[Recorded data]
********************
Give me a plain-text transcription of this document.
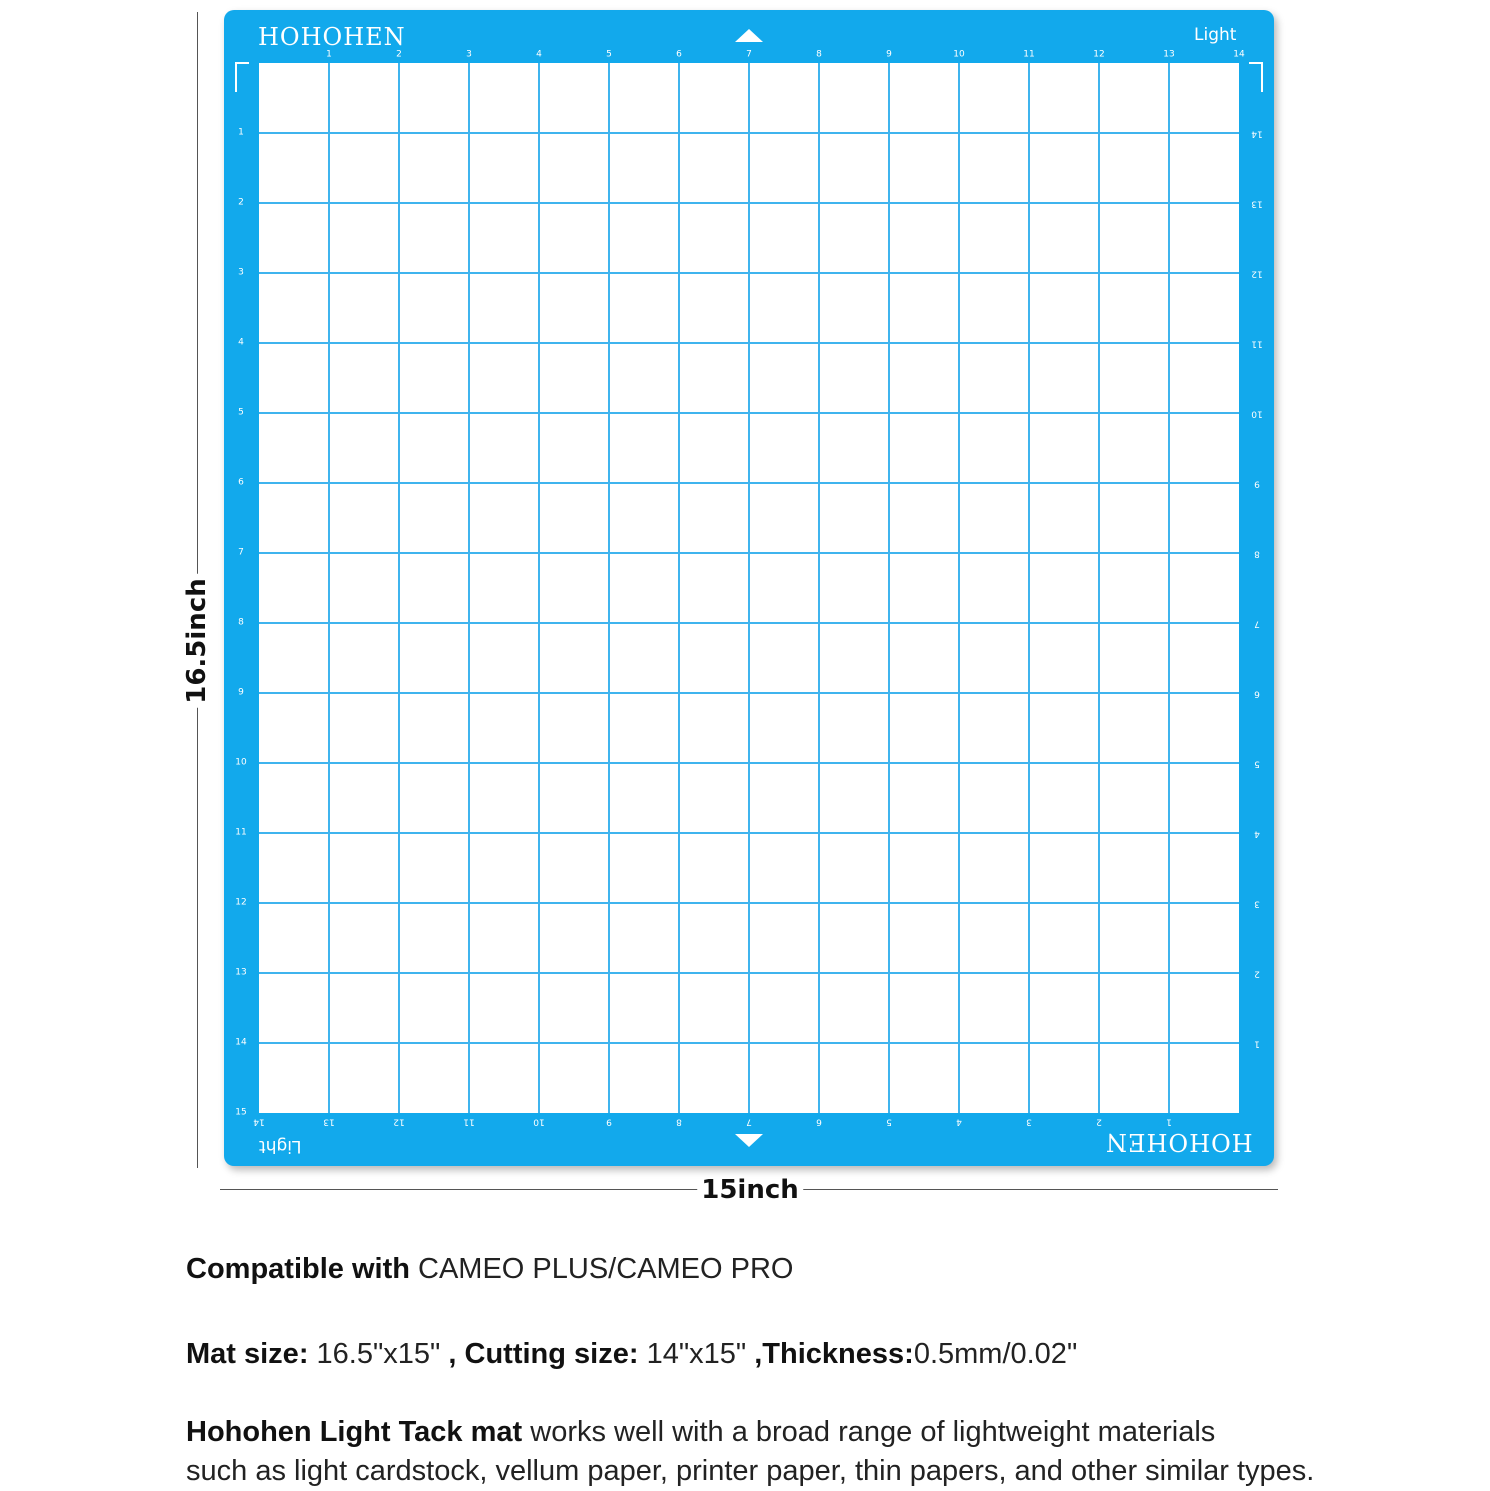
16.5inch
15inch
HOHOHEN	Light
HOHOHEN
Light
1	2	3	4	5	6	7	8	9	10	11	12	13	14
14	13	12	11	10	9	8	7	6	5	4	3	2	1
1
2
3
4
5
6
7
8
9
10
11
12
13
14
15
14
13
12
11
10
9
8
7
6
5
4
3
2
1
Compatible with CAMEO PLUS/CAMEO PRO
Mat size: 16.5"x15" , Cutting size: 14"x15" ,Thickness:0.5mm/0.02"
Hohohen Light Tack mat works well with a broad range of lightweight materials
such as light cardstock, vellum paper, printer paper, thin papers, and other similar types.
********************
What to work on ::
Go through the listing above and write it all out exactly, leaving out any picture.

Reply ::
Give me a plain-text transcription of this document.
16.5inch
15inch
HOHOHEN	Light
HOHOHEN
Light
1	2	3	4	5	6	7	8	9	10	11	12	13	14
14	13	12	11	10	9	8	7	6	5	4	3	2	1
1
2
3
4
5
6
7
8
9
10
11
12
13
14
15
14
13
12
11
10
9
8
7
6
5
4
3
2
1
Compatible with CAMEO PLUS/CAMEO PRO
Mat size: 16.5"x15" , Cutting size: 14"x15" ,Thickness:0.5mm/0.02"
Hohohen Light Tack mat works well with a broad range of lightweight materials
such as light cardstock, vellum paper, printer paper, thin papers, and other similar types.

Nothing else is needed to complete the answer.